WHAT THE EXERCISE ASKS
Check every line of the entries for "ffffff", and copy the lines that hold it.

STORED RECORDS

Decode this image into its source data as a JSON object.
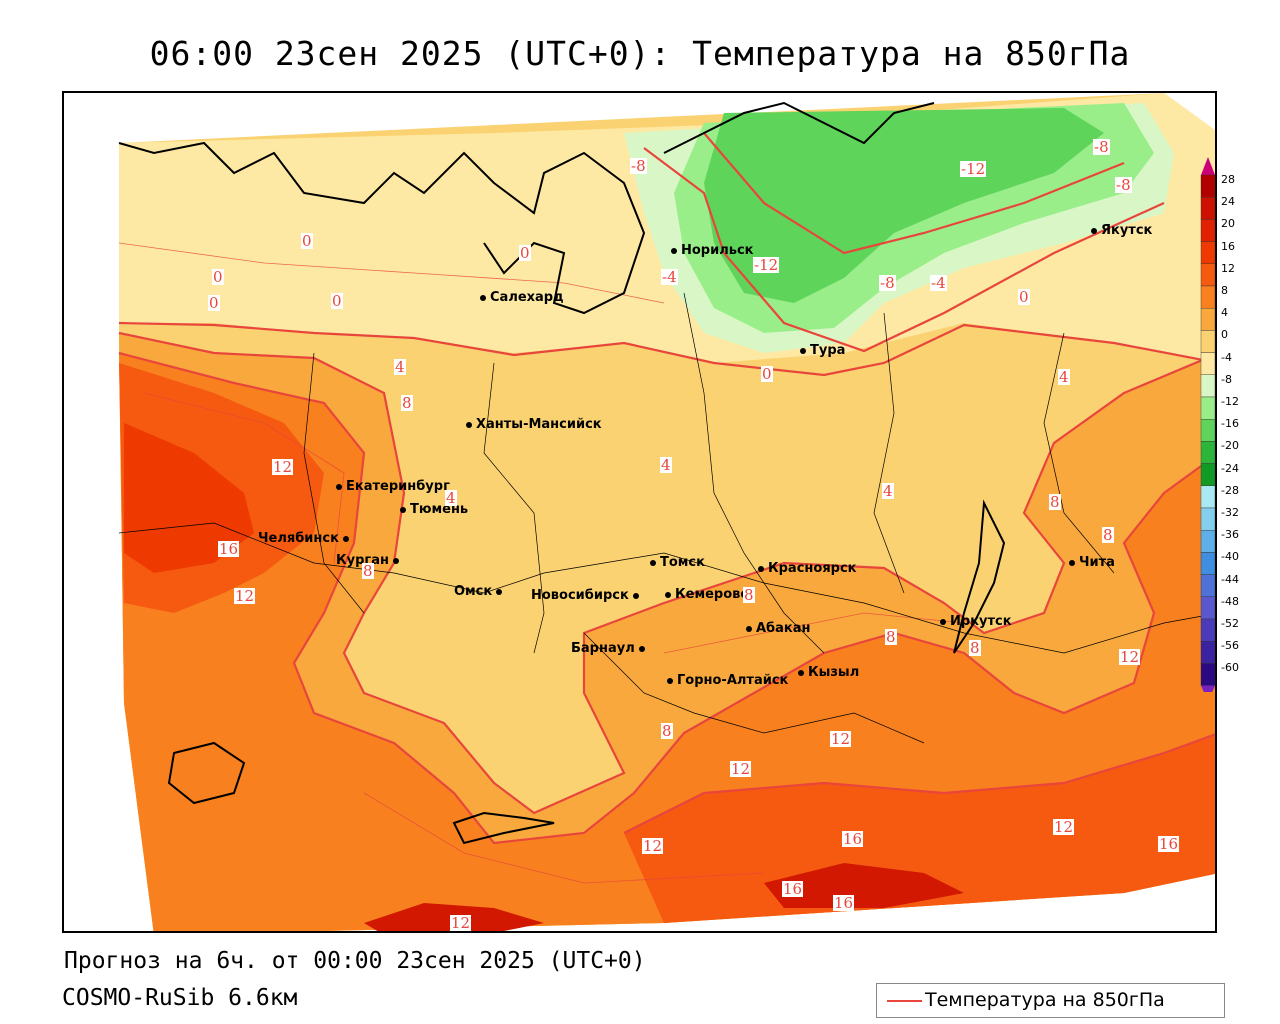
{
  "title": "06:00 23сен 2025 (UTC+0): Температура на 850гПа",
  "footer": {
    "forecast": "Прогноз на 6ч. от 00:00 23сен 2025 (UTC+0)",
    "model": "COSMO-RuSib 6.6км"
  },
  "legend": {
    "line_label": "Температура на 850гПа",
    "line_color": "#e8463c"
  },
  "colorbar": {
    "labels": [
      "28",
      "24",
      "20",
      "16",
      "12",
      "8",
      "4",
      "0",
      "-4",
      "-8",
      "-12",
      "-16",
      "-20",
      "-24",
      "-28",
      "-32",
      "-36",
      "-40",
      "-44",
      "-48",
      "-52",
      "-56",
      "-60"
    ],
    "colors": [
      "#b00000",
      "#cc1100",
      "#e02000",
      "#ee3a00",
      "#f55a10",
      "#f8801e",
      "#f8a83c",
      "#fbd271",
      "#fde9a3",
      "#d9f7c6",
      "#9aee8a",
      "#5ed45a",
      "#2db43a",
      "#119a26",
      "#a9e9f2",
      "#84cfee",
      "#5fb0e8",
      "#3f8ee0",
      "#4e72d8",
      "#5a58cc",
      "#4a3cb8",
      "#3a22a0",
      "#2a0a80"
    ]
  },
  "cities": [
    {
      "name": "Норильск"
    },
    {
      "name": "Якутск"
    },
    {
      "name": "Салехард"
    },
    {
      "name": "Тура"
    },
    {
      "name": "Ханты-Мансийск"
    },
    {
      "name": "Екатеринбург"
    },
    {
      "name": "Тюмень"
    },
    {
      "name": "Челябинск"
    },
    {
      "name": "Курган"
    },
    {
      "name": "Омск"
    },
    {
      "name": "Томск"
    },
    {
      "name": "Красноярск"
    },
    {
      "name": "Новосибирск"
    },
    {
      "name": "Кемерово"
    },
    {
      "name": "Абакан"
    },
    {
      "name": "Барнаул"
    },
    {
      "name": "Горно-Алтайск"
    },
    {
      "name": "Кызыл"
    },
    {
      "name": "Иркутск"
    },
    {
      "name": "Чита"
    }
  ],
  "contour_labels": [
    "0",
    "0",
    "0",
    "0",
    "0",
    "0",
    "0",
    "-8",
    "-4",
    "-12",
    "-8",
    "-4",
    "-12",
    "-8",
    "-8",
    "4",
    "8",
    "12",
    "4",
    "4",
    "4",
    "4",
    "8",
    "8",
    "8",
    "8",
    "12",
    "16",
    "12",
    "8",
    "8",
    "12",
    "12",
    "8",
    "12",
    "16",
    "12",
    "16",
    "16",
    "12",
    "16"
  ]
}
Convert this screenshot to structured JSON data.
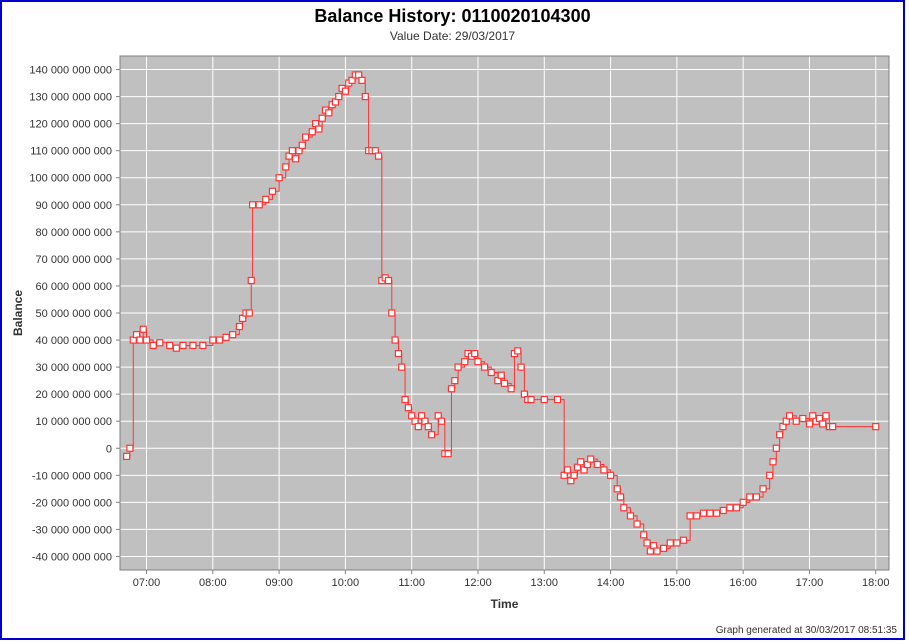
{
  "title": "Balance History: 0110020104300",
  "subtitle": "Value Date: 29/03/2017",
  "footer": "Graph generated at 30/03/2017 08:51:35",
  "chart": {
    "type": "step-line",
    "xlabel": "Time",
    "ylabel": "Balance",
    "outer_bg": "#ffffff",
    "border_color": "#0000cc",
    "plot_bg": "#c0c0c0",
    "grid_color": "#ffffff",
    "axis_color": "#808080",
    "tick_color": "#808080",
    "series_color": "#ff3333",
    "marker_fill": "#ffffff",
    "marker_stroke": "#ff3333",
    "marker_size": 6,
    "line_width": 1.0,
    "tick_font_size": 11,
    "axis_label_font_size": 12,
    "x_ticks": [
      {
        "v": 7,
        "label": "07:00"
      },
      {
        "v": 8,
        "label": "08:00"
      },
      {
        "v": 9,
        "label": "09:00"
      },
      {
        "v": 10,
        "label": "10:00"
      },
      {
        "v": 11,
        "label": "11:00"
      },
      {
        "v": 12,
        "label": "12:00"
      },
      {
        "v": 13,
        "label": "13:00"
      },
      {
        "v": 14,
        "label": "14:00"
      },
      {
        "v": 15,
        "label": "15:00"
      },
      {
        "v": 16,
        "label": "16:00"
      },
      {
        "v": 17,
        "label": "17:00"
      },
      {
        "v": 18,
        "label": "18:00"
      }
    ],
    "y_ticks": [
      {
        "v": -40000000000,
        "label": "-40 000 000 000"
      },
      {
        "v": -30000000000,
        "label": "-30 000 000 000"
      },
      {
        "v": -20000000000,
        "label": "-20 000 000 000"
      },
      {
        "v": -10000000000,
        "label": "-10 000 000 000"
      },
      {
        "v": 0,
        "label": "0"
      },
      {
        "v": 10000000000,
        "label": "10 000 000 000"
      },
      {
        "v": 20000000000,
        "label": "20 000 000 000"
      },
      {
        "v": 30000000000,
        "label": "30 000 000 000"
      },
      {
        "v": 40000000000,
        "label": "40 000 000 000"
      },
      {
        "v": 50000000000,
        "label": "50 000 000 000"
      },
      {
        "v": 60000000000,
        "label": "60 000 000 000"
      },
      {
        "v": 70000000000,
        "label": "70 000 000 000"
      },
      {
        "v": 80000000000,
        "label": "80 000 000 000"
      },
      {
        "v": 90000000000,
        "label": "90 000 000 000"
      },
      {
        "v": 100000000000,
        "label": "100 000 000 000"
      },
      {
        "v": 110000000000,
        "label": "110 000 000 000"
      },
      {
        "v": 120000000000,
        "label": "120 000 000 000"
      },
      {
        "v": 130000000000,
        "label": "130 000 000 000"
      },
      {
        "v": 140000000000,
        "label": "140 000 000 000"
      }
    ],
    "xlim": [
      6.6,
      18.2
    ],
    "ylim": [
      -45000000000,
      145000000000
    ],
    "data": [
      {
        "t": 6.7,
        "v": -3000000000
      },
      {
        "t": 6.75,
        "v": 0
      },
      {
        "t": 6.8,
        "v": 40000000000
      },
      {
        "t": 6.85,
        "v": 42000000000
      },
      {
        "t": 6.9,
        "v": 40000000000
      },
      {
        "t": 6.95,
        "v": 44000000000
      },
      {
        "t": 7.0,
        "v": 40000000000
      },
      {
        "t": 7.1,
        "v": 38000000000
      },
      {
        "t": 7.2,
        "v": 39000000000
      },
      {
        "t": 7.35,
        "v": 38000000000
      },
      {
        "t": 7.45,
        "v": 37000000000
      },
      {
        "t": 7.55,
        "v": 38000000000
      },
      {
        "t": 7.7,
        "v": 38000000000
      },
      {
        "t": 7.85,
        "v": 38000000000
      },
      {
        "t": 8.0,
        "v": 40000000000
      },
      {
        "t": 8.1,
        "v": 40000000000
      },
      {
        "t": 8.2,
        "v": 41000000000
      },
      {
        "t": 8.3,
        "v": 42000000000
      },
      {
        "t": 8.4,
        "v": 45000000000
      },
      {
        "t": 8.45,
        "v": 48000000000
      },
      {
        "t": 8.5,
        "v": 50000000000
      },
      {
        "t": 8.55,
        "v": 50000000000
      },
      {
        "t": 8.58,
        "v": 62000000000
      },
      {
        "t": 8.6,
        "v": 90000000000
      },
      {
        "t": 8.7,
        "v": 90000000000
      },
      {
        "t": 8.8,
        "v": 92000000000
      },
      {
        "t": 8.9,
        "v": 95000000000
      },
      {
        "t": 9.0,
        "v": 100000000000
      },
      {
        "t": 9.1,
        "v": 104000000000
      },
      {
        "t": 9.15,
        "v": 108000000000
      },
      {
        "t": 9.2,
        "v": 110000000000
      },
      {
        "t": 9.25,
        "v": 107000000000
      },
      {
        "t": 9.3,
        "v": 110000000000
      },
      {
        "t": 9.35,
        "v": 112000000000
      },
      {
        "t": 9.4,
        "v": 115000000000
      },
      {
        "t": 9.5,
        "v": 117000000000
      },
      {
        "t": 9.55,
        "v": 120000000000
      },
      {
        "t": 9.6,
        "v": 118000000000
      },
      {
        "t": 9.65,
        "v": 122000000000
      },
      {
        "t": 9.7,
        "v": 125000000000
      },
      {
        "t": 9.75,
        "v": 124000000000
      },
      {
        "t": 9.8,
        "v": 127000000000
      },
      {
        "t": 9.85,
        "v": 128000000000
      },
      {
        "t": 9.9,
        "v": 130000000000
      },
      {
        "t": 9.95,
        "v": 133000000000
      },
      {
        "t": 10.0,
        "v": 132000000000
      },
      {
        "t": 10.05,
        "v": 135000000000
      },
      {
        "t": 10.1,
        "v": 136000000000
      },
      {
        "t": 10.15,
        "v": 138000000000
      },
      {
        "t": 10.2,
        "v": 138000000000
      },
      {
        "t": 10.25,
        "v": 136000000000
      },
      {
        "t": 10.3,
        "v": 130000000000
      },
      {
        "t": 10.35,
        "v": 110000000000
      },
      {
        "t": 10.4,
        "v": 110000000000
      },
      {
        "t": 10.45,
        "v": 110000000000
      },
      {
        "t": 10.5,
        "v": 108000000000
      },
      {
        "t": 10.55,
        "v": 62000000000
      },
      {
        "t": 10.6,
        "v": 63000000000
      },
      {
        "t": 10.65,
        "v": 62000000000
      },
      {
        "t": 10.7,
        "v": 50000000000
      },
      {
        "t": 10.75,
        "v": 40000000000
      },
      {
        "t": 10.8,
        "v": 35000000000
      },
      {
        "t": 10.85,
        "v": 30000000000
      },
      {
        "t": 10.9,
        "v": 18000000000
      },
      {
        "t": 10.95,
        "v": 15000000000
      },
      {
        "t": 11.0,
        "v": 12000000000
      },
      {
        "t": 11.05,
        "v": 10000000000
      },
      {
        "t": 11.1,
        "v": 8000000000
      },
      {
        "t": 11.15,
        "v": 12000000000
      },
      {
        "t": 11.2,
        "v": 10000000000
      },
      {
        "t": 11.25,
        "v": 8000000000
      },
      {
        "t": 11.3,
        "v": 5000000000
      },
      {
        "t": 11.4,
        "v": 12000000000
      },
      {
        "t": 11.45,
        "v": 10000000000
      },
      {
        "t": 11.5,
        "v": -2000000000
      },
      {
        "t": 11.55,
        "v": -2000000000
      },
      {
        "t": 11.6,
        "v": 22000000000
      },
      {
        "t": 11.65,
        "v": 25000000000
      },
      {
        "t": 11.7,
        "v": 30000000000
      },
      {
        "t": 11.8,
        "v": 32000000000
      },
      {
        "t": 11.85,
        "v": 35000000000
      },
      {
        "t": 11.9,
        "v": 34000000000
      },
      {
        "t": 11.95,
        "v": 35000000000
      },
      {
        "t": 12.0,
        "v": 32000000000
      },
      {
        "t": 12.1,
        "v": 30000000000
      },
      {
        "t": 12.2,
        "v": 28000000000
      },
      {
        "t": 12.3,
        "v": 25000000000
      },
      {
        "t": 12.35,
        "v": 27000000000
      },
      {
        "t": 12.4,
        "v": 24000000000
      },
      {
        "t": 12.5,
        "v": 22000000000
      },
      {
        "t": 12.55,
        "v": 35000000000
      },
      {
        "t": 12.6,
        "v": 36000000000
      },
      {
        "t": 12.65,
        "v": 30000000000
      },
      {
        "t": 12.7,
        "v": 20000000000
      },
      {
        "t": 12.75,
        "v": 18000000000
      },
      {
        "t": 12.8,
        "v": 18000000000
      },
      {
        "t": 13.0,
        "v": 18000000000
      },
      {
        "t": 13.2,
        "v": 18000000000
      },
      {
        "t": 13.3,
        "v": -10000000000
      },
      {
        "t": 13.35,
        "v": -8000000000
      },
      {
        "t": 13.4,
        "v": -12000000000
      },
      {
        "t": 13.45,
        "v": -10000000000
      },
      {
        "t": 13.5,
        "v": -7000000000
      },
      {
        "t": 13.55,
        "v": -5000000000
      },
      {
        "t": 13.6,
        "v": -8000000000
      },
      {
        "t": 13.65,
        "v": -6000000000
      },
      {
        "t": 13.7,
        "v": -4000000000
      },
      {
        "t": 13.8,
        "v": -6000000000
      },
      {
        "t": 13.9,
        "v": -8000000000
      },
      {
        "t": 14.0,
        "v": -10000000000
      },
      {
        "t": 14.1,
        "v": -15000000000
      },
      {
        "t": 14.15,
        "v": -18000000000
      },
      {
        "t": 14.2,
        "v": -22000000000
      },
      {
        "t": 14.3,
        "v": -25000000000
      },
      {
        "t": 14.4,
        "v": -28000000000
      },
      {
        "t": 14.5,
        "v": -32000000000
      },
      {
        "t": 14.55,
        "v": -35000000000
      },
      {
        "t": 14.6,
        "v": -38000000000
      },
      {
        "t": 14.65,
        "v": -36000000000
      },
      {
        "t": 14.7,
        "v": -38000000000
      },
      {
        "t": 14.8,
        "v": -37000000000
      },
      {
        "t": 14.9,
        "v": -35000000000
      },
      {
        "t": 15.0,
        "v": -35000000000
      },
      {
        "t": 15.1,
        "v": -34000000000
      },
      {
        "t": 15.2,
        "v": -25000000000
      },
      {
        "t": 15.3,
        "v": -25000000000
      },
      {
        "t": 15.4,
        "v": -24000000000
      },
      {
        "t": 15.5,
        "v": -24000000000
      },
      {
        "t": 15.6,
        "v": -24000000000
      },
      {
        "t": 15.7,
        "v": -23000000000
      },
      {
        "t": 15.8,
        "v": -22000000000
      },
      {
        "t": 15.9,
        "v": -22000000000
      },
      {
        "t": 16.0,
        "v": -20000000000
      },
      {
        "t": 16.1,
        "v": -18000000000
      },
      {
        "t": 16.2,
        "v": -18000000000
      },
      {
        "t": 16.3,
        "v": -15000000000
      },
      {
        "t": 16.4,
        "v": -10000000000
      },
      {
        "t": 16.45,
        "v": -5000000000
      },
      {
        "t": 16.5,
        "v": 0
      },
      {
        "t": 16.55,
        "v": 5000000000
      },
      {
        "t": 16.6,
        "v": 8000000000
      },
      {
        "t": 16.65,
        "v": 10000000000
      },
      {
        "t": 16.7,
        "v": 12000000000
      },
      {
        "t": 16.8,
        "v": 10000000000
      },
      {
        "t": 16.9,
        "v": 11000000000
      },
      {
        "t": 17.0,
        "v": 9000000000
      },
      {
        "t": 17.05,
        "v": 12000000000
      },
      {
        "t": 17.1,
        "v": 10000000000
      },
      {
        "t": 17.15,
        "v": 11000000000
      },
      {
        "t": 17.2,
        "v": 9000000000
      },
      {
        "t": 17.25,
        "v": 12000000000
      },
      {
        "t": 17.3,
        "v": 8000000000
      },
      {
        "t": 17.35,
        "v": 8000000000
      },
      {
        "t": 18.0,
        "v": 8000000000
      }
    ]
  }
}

CORRECT OUTPUT
    "outer_bg": "#ffffff",
    "grid_color": "#ffffff",
    "marker_fill": "#ffffff",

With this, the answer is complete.